■ Challenge:
Quote the whole listing word for word, please.

■ Working data:
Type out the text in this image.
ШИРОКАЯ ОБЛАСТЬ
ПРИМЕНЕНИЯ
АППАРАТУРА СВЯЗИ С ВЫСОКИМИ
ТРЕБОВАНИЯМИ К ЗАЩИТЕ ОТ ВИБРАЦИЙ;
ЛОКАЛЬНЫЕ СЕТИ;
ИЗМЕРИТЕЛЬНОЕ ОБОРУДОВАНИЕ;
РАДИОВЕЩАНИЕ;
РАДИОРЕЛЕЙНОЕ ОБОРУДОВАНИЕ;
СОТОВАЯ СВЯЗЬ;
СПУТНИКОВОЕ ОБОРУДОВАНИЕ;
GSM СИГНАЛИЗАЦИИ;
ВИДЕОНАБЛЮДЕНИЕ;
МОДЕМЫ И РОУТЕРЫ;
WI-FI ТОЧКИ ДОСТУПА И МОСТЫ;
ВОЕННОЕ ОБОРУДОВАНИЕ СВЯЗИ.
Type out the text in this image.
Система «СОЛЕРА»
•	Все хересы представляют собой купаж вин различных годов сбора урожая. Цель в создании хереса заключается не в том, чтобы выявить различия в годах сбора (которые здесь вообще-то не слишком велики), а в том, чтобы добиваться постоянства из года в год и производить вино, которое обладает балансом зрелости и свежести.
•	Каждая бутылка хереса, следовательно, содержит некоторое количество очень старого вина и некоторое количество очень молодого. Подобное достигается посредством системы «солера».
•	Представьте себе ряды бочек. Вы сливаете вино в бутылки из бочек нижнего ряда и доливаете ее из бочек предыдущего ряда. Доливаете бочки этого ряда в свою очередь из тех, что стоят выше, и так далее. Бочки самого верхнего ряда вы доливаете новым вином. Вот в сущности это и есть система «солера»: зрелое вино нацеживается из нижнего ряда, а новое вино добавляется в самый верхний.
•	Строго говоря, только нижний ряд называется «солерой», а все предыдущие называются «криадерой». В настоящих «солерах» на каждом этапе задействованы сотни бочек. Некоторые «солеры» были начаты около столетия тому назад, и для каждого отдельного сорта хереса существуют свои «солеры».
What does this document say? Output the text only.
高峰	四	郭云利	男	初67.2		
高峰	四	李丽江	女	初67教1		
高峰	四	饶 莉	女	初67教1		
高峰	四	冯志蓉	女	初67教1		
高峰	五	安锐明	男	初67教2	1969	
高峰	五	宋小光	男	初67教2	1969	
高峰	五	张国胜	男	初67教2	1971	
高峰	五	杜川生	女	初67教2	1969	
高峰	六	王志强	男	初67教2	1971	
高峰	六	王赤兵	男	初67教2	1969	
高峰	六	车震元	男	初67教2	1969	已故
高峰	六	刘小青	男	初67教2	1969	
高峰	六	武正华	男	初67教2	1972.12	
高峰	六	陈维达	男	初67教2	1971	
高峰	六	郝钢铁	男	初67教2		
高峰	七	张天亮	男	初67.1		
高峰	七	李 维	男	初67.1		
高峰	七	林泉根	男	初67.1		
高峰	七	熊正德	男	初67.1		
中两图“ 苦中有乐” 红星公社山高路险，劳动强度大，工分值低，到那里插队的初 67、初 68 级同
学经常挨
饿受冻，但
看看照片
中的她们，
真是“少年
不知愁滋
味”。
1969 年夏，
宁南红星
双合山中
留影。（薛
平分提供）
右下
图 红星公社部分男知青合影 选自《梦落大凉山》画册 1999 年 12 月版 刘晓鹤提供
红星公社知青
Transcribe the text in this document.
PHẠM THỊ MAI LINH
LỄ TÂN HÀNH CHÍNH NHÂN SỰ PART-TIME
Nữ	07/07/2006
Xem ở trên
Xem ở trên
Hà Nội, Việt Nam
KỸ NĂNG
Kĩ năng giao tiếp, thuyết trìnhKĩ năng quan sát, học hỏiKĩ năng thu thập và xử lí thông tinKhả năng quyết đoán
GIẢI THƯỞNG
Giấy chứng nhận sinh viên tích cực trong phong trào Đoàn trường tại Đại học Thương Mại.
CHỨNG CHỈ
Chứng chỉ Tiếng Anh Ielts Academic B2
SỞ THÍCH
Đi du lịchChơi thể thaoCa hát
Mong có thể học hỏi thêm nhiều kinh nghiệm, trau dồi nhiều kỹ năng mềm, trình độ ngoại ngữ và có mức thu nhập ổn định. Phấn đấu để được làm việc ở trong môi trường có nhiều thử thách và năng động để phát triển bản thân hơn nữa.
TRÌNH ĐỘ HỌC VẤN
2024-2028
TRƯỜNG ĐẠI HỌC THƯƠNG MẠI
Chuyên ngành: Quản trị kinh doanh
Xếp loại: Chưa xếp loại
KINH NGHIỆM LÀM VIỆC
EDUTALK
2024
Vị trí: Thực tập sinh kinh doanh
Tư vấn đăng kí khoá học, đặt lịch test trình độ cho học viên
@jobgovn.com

■ Result of this task:
Type out the text in this image.
ШИРОКАЯ ОБЛАСТЬ
ПРИМЕНЕНИЯ
АППАРАТУРА СВЯЗИ С ВЫСОКИМИ
ТРЕБОВАНИЯМИ К ЗАЩИТЕ ОТ ВИБРАЦИЙ;
ЛОКАЛЬНЫЕ СЕТИ;
ИЗМЕРИТЕЛЬНОЕ ОБОРУДОВАНИЕ;
РАДИОВЕЩАНИЕ;
РАДИОРЕЛЕЙНОЕ ОБОРУДОВАНИЕ;
СОТОВАЯ СВЯЗЬ;
СПУТНИКОВОЕ ОБОРУДОВАНИЕ;
GSM СИГНАЛИЗАЦИИ;
ВИДЕОНАБЛЮДЕНИЕ;
МОДЕМЫ И РОУТЕРЫ;
WI-FI ТОЧКИ ДОСТУПА И МОСТЫ;
ВОЕННОЕ ОБОРУДОВАНИЕ СВЯЗИ.
Type out the text in this image.
Система «СОЛЕРА»
•	Все хересы представляют собой купаж вин различных годов сбора урожая. Цель в создании хереса заключается не в том, чтобы выявить различия в годах сбора (которые здесь вообще-то не слишком велики), а в том, чтобы добиваться постоянства из года в год и производить вино, которое обладает балансом зрелости и свежести.
•	Каждая бутылка хереса, следовательно, содержит некоторое количество очень старого вина и некоторое количество очень молодого. Подобное достигается посредством системы «солера».
•	Представьте себе ряды бочек. Вы сливаете вино в бутылки из бочек нижнего ряда и доливаете ее из бочек предыдущего ряда. Доливаете бочки этого ряда в свою очередь из тех, что стоят выше, и так далее. Бочки самого верхнего ряда вы доливаете новым вином. Вот в сущности это и есть система «солера»: зрелое вино нацеживается из нижнего ряда, а новое вино добавляется в самый верхний.
•	Строго говоря, только нижний ряд называется «солерой», а все предыдущие называются «криадерой». В настоящих «солерах» на каждом этапе задействованы сотни бочек. Некоторые «солеры» были начаты около столетия тому назад, и для каждого отдельного сорта хереса существуют свои «солеры».
What does this document say? Output the text only.
高峰	四	郭云利	男	初67.2		
高峰	四	李丽江	女	初67教1		
高峰	四	饶 莉	女	初67教1		
高峰	四	冯志蓉	女	初67教1		
高峰	五	安锐明	男	初67教2	1969	
高峰	五	宋小光	男	初67教2	1969	
高峰	五	张国胜	男	初67教2	1971	
高峰	五	杜川生	女	初67教2	1969	
高峰	六	王志强	男	初67教2	1971	
高峰	六	王赤兵	男	初67教2	1969	
高峰	六	车震元	男	初67教2	1969	已故
高峰	六	刘小青	男	初67教2	1969	
高峰	六	武正华	男	初67教2	1972.12	
高峰	六	陈维达	男	初67教2	1971	
高峰	六	郝钢铁	男	初67教2		
高峰	七	张天亮	男	初67.1		
高峰	七	李 维	男	初67.1		
高峰	七	林泉根	男	初67.1		
高峰	七	熊正德	男	初67.1		
中两图“ 苦中有乐” 红星公社山高路险，劳动强度大，工分值低，到那里插队的初 67、初 68 级同
学经常挨
饿受冻，但
看看照片
中的她们，
真是“少年
不知愁滋
味”。
1969 年夏，
宁南红星
双合山中
留影。（薛
平分提供）
右下
图 红星公社部分男知青合影 选自《梦落大凉山》画册 1999 年 12 月版 刘晓鹤提供
红星公社知青
Transcribe the text in this document.
PHẠM THỊ MAI LINH
LỄ TÂN HÀNH CHÍNH NHÂN SỰ PART-TIME
Nữ	07/07/2006
Xem ở trên
Xem ở trên
Hà Nội, Việt Nam
KỸ NĂNG
Kĩ năng giao tiếp, thuyết trìnhKĩ năng quan sát, học hỏiKĩ năng thu thập và xử lí thông tinKhả năng quyết đoán
GIẢI THƯỞNG
Giấy chứng nhận sinh viên tích cực trong phong trào Đoàn trường tại Đại học Thương Mại.
CHỨNG CHỈ
Chứng chỉ Tiếng Anh Ielts Academic B2
SỞ THÍCH
Đi du lịchChơi thể thaoCa hát
Mong có thể học hỏi thêm nhiều kinh nghiệm, trau dồi nhiều kỹ năng mềm, trình độ ngoại ngữ và có mức thu nhập ổn định. Phấn đấu để được làm việc ở trong môi trường có nhiều thử thách và năng động để phát triển bản thân hơn nữa.
TRÌNH ĐỘ HỌC VẤN
2024-2028
TRƯỜNG ĐẠI HỌC THƯƠNG MẠI
Chuyên ngành: Quản trị kinh doanh
Xếp loại: Chưa xếp loại
KINH NGHIỆM LÀM VIỆC
EDUTALK
2024
Vị trí: Thực tập sinh kinh doanh
Tư vấn đăng kí khoá học, đặt lịch test trình độ cho học viên
@jobgovn.com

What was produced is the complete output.